WRITTEN INSTRUCTION: Quote the entries word for word. Omit the pictures.

Extracted records:
::::::::

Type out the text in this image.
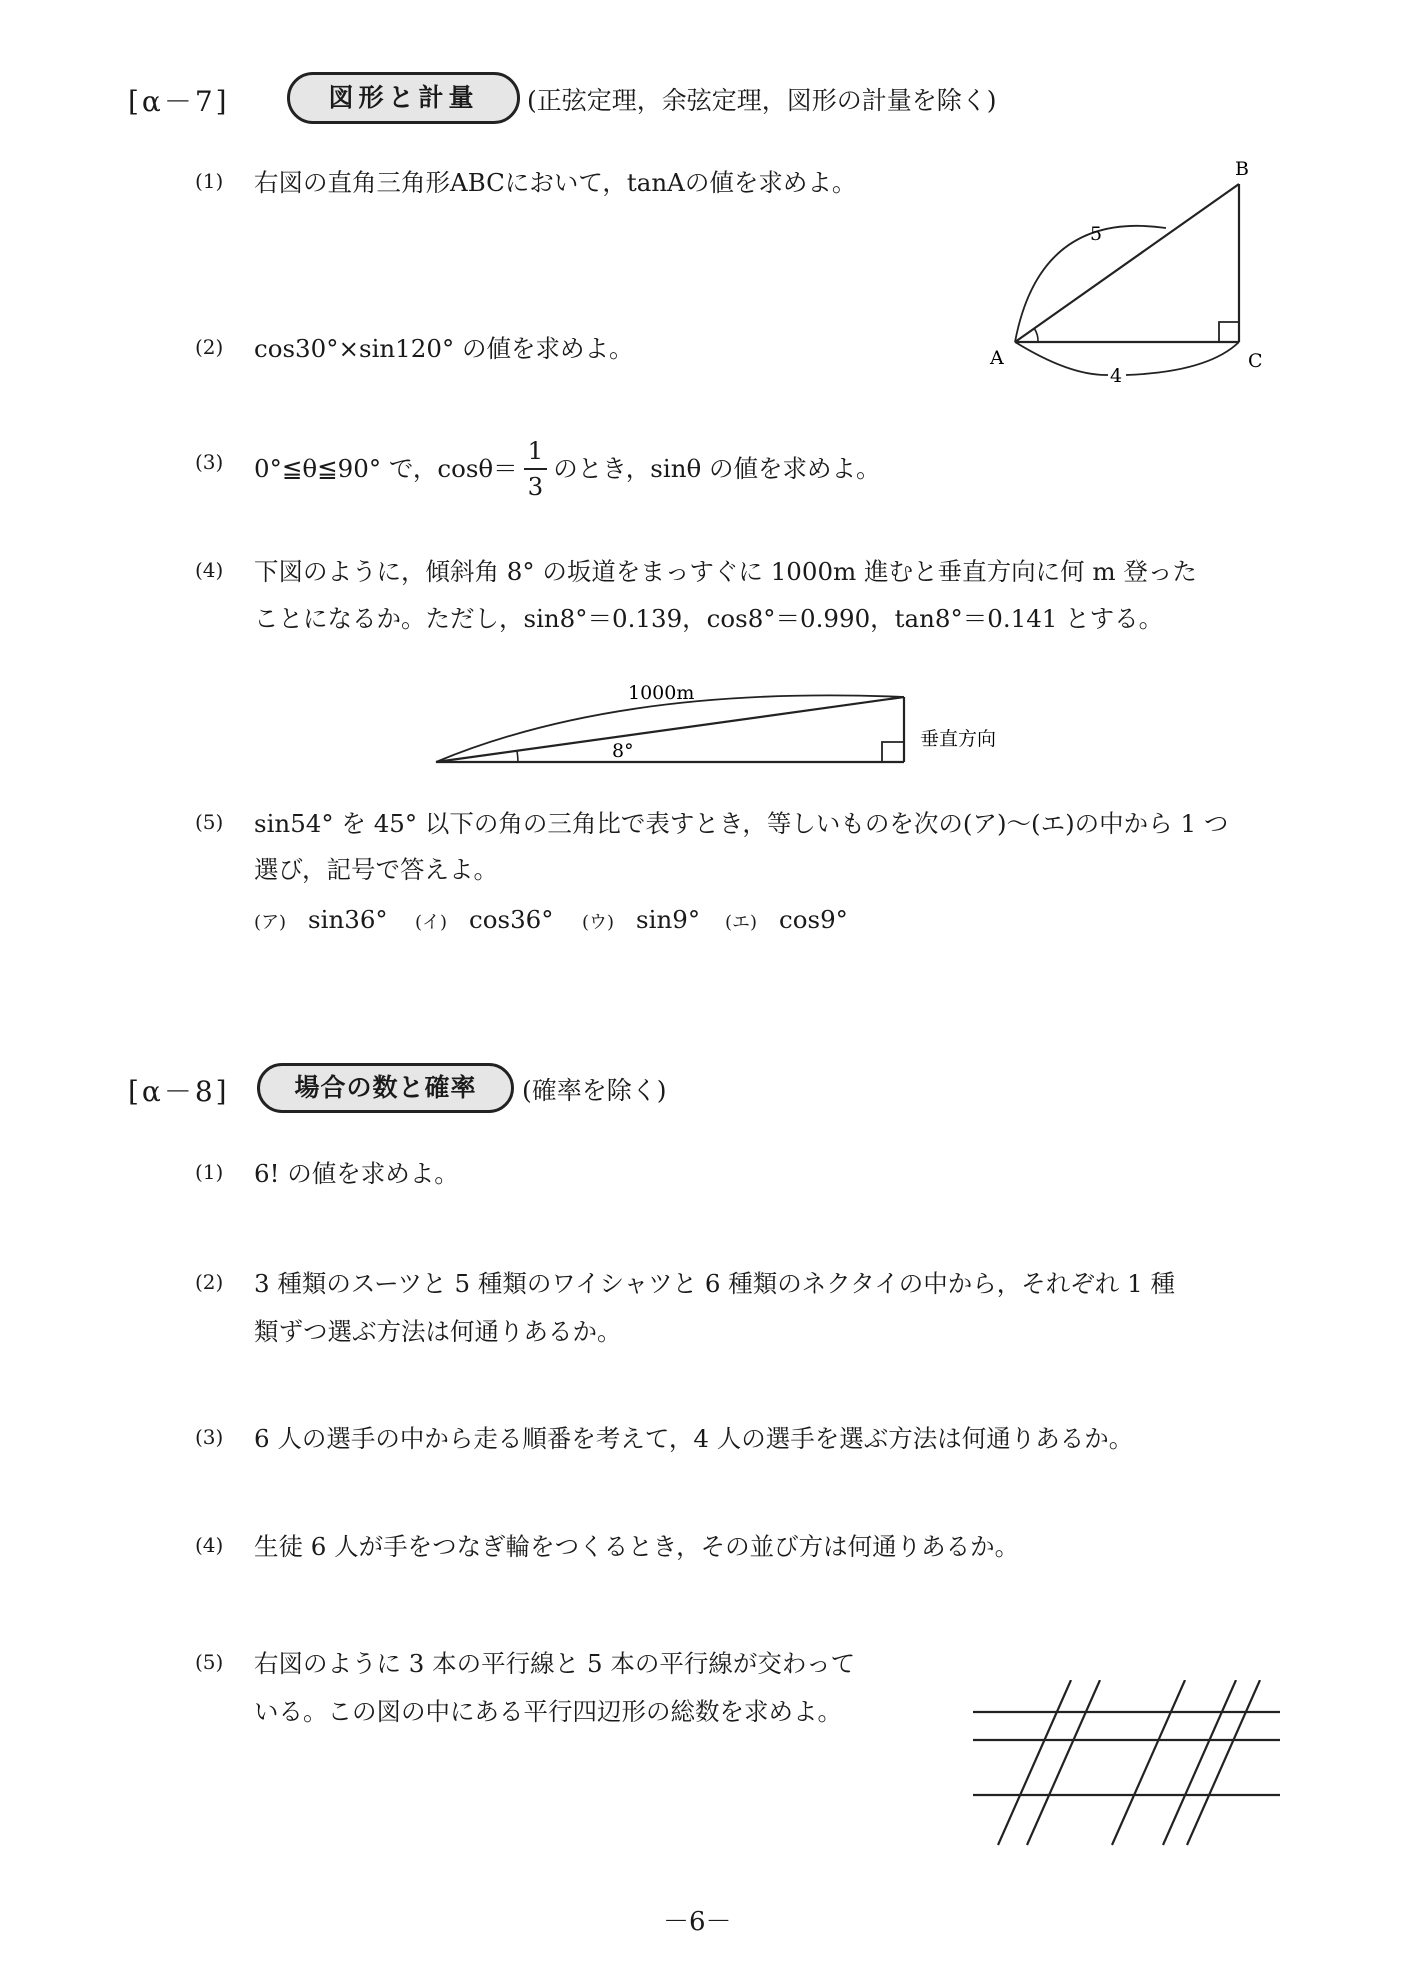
[α－7]	図形と計量	(正弦定理，余弦定理，図形の計量を除く)
(1) 右図の直角三角形ABCにおいて，tanAの値を求めよ。
(2) cos30°×sin120° の値を求めよ。
(3) 0°≦θ≦90° で，$\cos\theta= \frac{1}{3}$ のとき，sinθ の値を求めよ。
(4) 下図のように，傾斜角 8° の坂道をまっすぐに 1000m 進むと垂直方向に何 m 登った
ことになるか。ただし，sin8°＝0.139，cos8°＝0.990，tan8°＝0.141 とする。
(5) sin54° を 45° 以下の角の三角比で表すとき，等しいものを次の(ア)〜(エ)の中から 1 つ
選び，記号で答えよ。
(ア) sin36° (イ) cos36° (ウ) sin9° (エ) cos9°
B
A	C
5
4
1000m
8°
垂直方向
[α－8]	場合の数と確率	(確率を除く)
(1) 6! の値を求めよ。
(2) 3 種類のスーツと 5 種類のワイシャツと 6 種類のネクタイの中から，それぞれ 1 種
類ずつ選ぶ方法は何通りあるか。
(3) 6 人の選手の中から走る順番を考えて，4 人の選手を選ぶ方法は何通りあるか。
(4) 生徒 6 人が手をつなぎ輪をつくるとき，その並び方は何通りあるか。
(5) 右図のように 3 本の平行線と 5 本の平行線が交わって
いる。この図の中にある平行四辺形の総数を求めよ。
－6－
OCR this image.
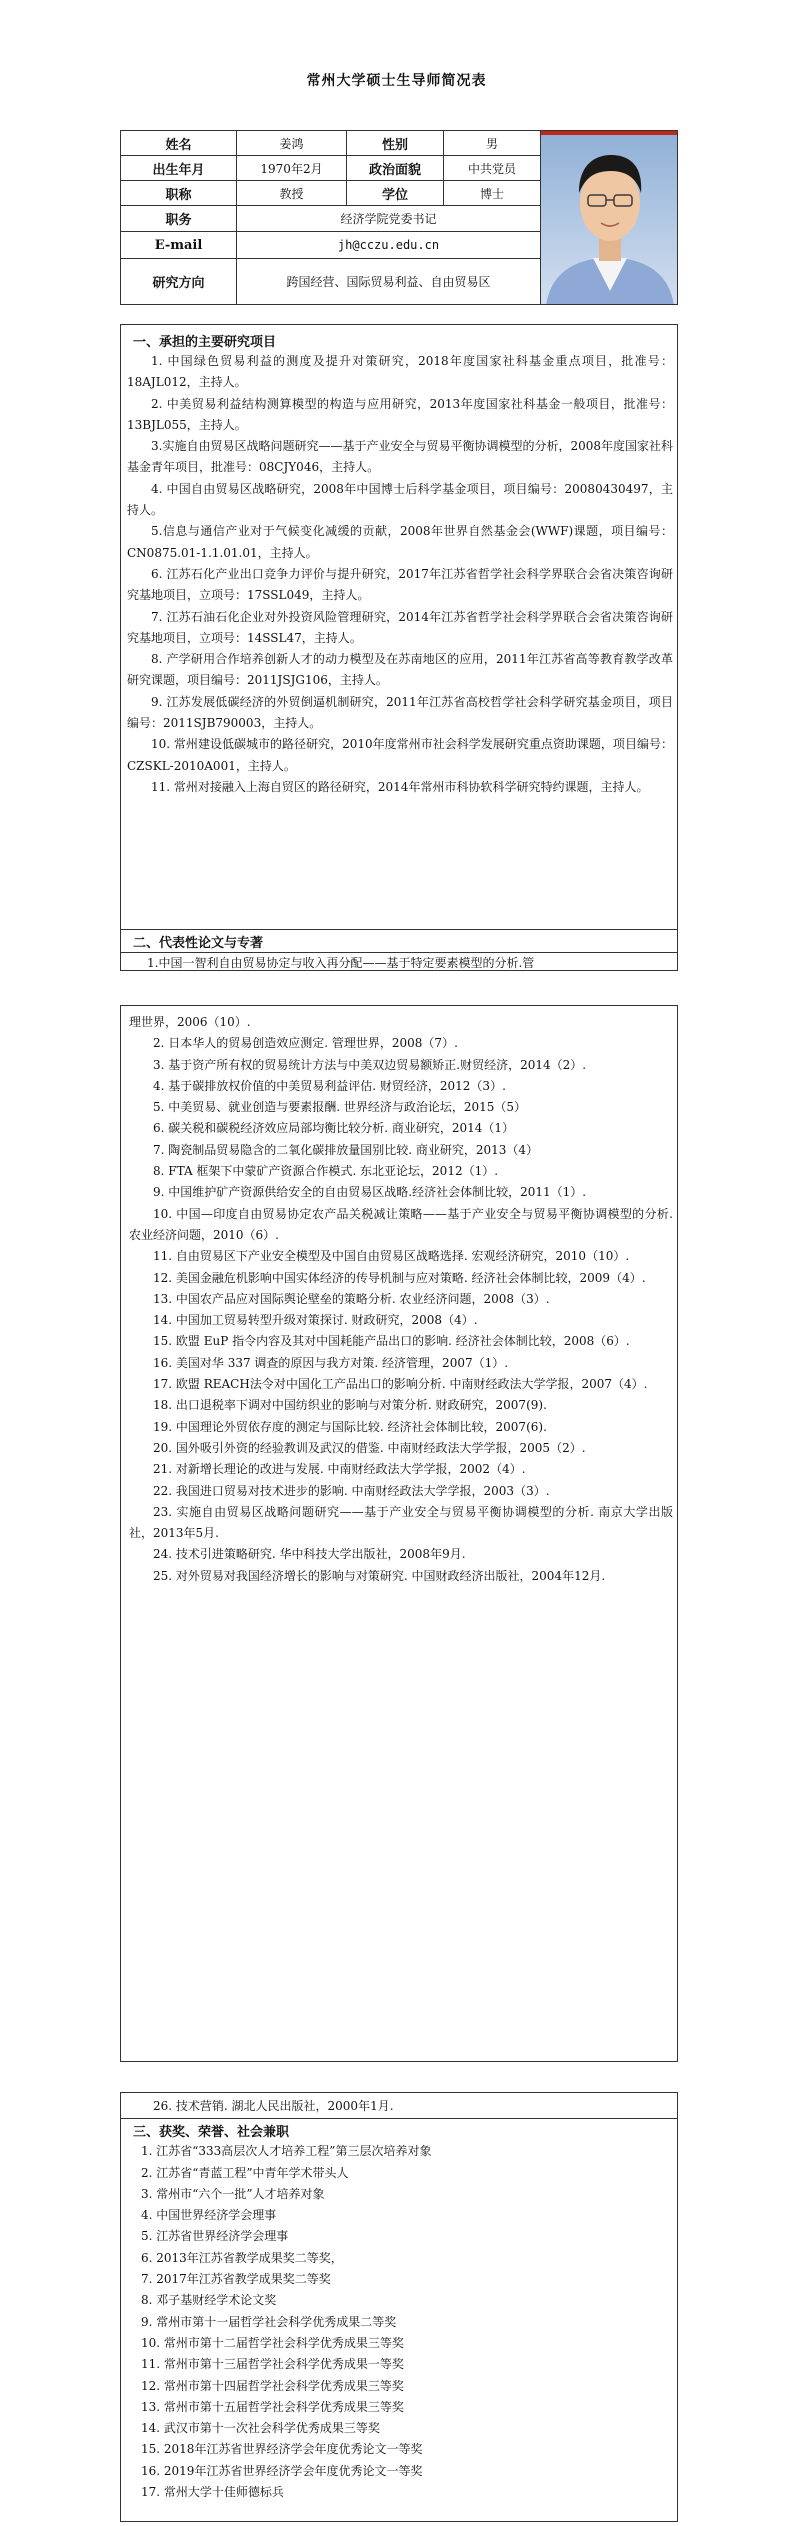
常州大学硕士生导师简况表
姓名	姜鸿	性别	男
出生年月	1970年2月	政治面貌	中共党员
职称	教授	学位	博士
职务	经济学院党委书记
E-mail	jh@cczu.edu.cn
研究方向	跨国经营、国际贸易利益、自由贸易区
一、承担的主要研究项目
1. 中国绿色贸易利益的测度及提升对策研究，2018年度国家社科基金重点项目，批准号：18AJL012，主持人。
2. 中美贸易利益结构测算模型的构造与应用研究，2013年度国家社科基金一般项目，批准号：13BJL055，主持人。
3.实施自由贸易区战略问题研究——基于产业安全与贸易平衡协调模型的分析，2008年度国家社科基金青年项目，批准号：08CJY046，主持人。
4. 中国自由贸易区战略研究，2008年中国博士后科学基金项目，项目编号：20080430497，主持人。
5.信息与通信产业对于气候变化减缓的贡献，2008年世界自然基金会(WWF)课题，项目编号：CN0875.01-1.1.01.01，主持人。
6. 江苏石化产业出口竞争力评价与提升研究，2017年江苏省哲学社会科学界联合会省决策咨询研究基地项目，立项号：17SSL049，主持人。
7. 江苏石油石化企业对外投资风险管理研究，2014年江苏省哲学社会科学界联合会省决策咨询研究基地项目，立项号：14SSL47，主持人。
8. 产学研用合作培养创新人才的动力模型及在苏南地区的应用，2011年江苏省高等教育教学改革研究课题，项目编号：2011JSJG106，主持人。
9. 江苏发展低碳经济的外贸倒逼机制研究，2011年江苏省高校哲学社会科学研究基金项目，项目编号：2011SJB790003，主持人。
10. 常州建设低碳城市的路径研究，2010年度常州市社会科学发展研究重点资助课题，项目编号：CZSKL-2010A001，主持人。
11. 常州对接融入上海自贸区的路径研究，2014年常州市科协软科学研究特约课题，主持人。
二、代表性论文与专著
1.中国一智利自由贸易协定与收入再分配——基于特定要素模型的分析.管
理世界，2006（10）.
2. 日本华人的贸易创造效应测定. 管理世界，2008（7）.
3. 基于资产所有权的贸易统计方法与中美双边贸易额矫正.财贸经济，2014（2）.
4. 基于碳排放权价值的中美贸易利益评估. 财贸经济，2012（3）.
5. 中美贸易、就业创造与要素报酬. 世界经济与政治论坛，2015（5）
6. 碳关税和碳税经济效应局部均衡比较分析. 商业研究，2014（1）
7. 陶瓷制品贸易隐含的二氧化碳排放量国别比较. 商业研究，2013（4）
8. FTA 框架下中蒙矿产资源合作模式. 东北亚论坛，2012（1）.
9. 中国维护矿产资源供给安全的自由贸易区战略.经济社会体制比较，2011（1）.
10. 中国—印度自由贸易协定农产品关税减让策略——基于产业安全与贸易平衡协调模型的分析. 农业经济问题，2010（6）.
11. 自由贸易区下产业安全模型及中国自由贸易区战略选择. 宏观经济研究，2010（10）.
12. 美国金融危机影响中国实体经济的传导机制与应对策略. 经济社会体制比较，2009（4）.
13. 中国农产品应对国际舆论壁垒的策略分析. 农业经济问题，2008（3）.
14. 中国加工贸易转型升级对策探讨. 财政研究，2008（4）.
15. 欧盟 EuP 指令内容及其对中国耗能产品出口的影响. 经济社会体制比较，2008（6）.
16. 美国对华 337 调查的原因与我方对策. 经济管理，2007（1）.
17. 欧盟 REACH法令对中国化工产品出口的影响分析. 中南财经政法大学学报，2007（4）.
18. 出口退税率下调对中国纺织业的影响与对策分析. 财政研究，2007(9).
19. 中国理论外贸依存度的测定与国际比较. 经济社会体制比较，2007(6).
20. 国外吸引外资的经验教训及武汉的借鉴. 中南财经政法大学学报，2005（2）.
21. 对新增长理论的改进与发展. 中南财经政法大学学报，2002（4）.
22. 我国进口贸易对技术进步的影响. 中南财经政法大学学报，2003（3）.
23. 实施自由贸易区战略问题研究——基于产业安全与贸易平衡协调模型的分析. 南京大学出版社，2013年5月.
24. 技术引进策略研究. 华中科技大学出版社，2008年9月.
25. 对外贸易对我国经济增长的影响与对策研究. 中国财政经济出版社，2004年12月.
26. 技术营销. 湖北人民出版社，2000年1月.
三、获奖、荣誉、社会兼职
1. 江苏省“333高层次人才培养工程”第三层次培养对象
2. 江苏省“青蓝工程”中青年学术带头人
3. 常州市“六个一批”人才培养对象
4. 中国世界经济学会理事
5. 江苏省世界经济学会理事
6. 2013年江苏省教学成果奖二等奖，
7. 2017年江苏省教学成果奖二等奖
8. 邓子基财经学术论文奖
9. 常州市第十一届哲学社会科学优秀成果二等奖
10. 常州市第十二届哲学社会科学优秀成果三等奖
11. 常州市第十三届哲学社会科学优秀成果一等奖
12. 常州市第十四届哲学社会科学优秀成果三等奖
13. 常州市第十五届哲学社会科学优秀成果三等奖
14. 武汉市第十一次社会科学优秀成果三等奖
15. 2018年江苏省世界经济学会年度优秀论文一等奖
16. 2019年江苏省世界经济学会年度优秀论文一等奖
17. 常州大学十佳师德标兵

::::::::

EXERCISE OUTPUT:
Type out the text in this image.
[α－7]	図形と計量	(正弦定理，余弦定理，図形の計量を除く)
(1) 右図の直角三角形ABCにおいて，tanAの値を求めよ。
(2) cos30°×sin120° の値を求めよ。
(3) 0°≦θ≦90° で，$\cos\theta= \frac{1}{3}$ のとき，sinθ の値を求めよ。
(4) 下図のように，傾斜角 8° の坂道をまっすぐに 1000m 進むと垂直方向に何 m 登った
ことになるか。ただし，sin8°＝0.139，cos8°＝0.990，tan8°＝0.141 とする。
(5) sin54° を 45° 以下の角の三角比で表すとき，等しいものを次の(ア)〜(エ)の中から 1 つ
選び，記号で答えよ。
(ア) sin36° (イ) cos36° (ウ) sin9° (エ) cos9°
B
A	C
5
4
1000m
8°
垂直方向
[α－8]	場合の数と確率	(確率を除く)
(1) 6! の値を求めよ。
(2) 3 種類のスーツと 5 種類のワイシャツと 6 種類のネクタイの中から，それぞれ 1 種
類ずつ選ぶ方法は何通りあるか。
(3) 6 人の選手の中から走る順番を考えて，4 人の選手を選ぶ方法は何通りあるか。
(4) 生徒 6 人が手をつなぎ輪をつくるとき，その並び方は何通りあるか。
(5) 右図のように 3 本の平行線と 5 本の平行線が交わって
いる。この図の中にある平行四辺形の総数を求めよ。
－6－
OCR this image.
常州大学硕士生导师简况表
姓名	姜鸿	性别	男
出生年月	1970年2月	政治面貌	中共党员
职称	教授	学位	博士
职务	经济学院党委书记
E-mail	jh@cczu.edu.cn
研究方向	跨国经营、国际贸易利益、自由贸易区
一、承担的主要研究项目
1. 中国绿色贸易利益的测度及提升对策研究，2018年度国家社科基金重点项目，批准号：18AJL012，主持人。
2. 中美贸易利益结构测算模型的构造与应用研究，2013年度国家社科基金一般项目，批准号：13BJL055，主持人。
3.实施自由贸易区战略问题研究——基于产业安全与贸易平衡协调模型的分析，2008年度国家社科基金青年项目，批准号：08CJY046，主持人。
4. 中国自由贸易区战略研究，2008年中国博士后科学基金项目，项目编号：20080430497，主持人。
5.信息与通信产业对于气候变化减缓的贡献，2008年世界自然基金会(WWF)课题，项目编号：CN0875.01-1.1.01.01，主持人。
6. 江苏石化产业出口竞争力评价与提升研究，2017年江苏省哲学社会科学界联合会省决策咨询研究基地项目，立项号：17SSL049，主持人。
7. 江苏石油石化企业对外投资风险管理研究，2014年江苏省哲学社会科学界联合会省决策咨询研究基地项目，立项号：14SSL47，主持人。
8. 产学研用合作培养创新人才的动力模型及在苏南地区的应用，2011年江苏省高等教育教学改革研究课题，项目编号：2011JSJG106，主持人。
9. 江苏发展低碳经济的外贸倒逼机制研究，2011年江苏省高校哲学社会科学研究基金项目，项目编号：2011SJB790003，主持人。
10. 常州建设低碳城市的路径研究，2010年度常州市社会科学发展研究重点资助课题，项目编号：CZSKL-2010A001，主持人。
11. 常州对接融入上海自贸区的路径研究，2014年常州市科协软科学研究特约课题，主持人。
二、代表性论文与专著
1.中国一智利自由贸易协定与收入再分配——基于特定要素模型的分析.管
理世界，2006（10）.
2. 日本华人的贸易创造效应测定. 管理世界，2008（7）.
3. 基于资产所有权的贸易统计方法与中美双边贸易额矫正.财贸经济，2014（2）.
4. 基于碳排放权价值的中美贸易利益评估. 财贸经济，2012（3）.
5. 中美贸易、就业创造与要素报酬. 世界经济与政治论坛，2015（5）
6. 碳关税和碳税经济效应局部均衡比较分析. 商业研究，2014（1）
7. 陶瓷制品贸易隐含的二氧化碳排放量国别比较. 商业研究，2013（4）
8. FTA 框架下中蒙矿产资源合作模式. 东北亚论坛，2012（1）.
9. 中国维护矿产资源供给安全的自由贸易区战略.经济社会体制比较，2011（1）.
10. 中国—印度自由贸易协定农产品关税减让策略——基于产业安全与贸易平衡协调模型的分析. 农业经济问题，2010（6）.
11. 自由贸易区下产业安全模型及中国自由贸易区战略选择. 宏观经济研究，2010（10）.
12. 美国金融危机影响中国实体经济的传导机制与应对策略. 经济社会体制比较，2009（4）.
13. 中国农产品应对国际舆论壁垒的策略分析. 农业经济问题，2008（3）.
14. 中国加工贸易转型升级对策探讨. 财政研究，2008（4）.
15. 欧盟 EuP 指令内容及其对中国耗能产品出口的影响. 经济社会体制比较，2008（6）.
16. 美国对华 337 调查的原因与我方对策. 经济管理，2007（1）.
17. 欧盟 REACH法令对中国化工产品出口的影响分析. 中南财经政法大学学报，2007（4）.
18. 出口退税率下调对中国纺织业的影响与对策分析. 财政研究，2007(9).
19. 中国理论外贸依存度的测定与国际比较. 经济社会体制比较，2007(6).
20. 国外吸引外资的经验教训及武汉的借鉴. 中南财经政法大学学报，2005（2）.
21. 对新增长理论的改进与发展. 中南财经政法大学学报，2002（4）.
22. 我国进口贸易对技术进步的影响. 中南财经政法大学学报，2003（3）.
23. 实施自由贸易区战略问题研究——基于产业安全与贸易平衡协调模型的分析. 南京大学出版社，2013年5月.
24. 技术引进策略研究. 华中科技大学出版社，2008年9月.
25. 对外贸易对我国经济增长的影响与对策研究. 中国财政经济出版社，2004年12月.
26. 技术营销. 湖北人民出版社，2000年1月.
三、获奖、荣誉、社会兼职
1. 江苏省“333高层次人才培养工程”第三层次培养对象
2. 江苏省“青蓝工程”中青年学术带头人
3. 常州市“六个一批”人才培养对象
4. 中国世界经济学会理事
5. 江苏省世界经济学会理事
6. 2013年江苏省教学成果奖二等奖，
7. 2017年江苏省教学成果奖二等奖
8. 邓子基财经学术论文奖
9. 常州市第十一届哲学社会科学优秀成果二等奖
10. 常州市第十二届哲学社会科学优秀成果三等奖
11. 常州市第十三届哲学社会科学优秀成果一等奖
12. 常州市第十四届哲学社会科学优秀成果三等奖
13. 常州市第十五届哲学社会科学优秀成果三等奖
14. 武汉市第十一次社会科学优秀成果三等奖
15. 2018年江苏省世界经济学会年度优秀论文一等奖
16. 2019年江苏省世界经济学会年度优秀论文一等奖
17. 常州大学十佳师德标兵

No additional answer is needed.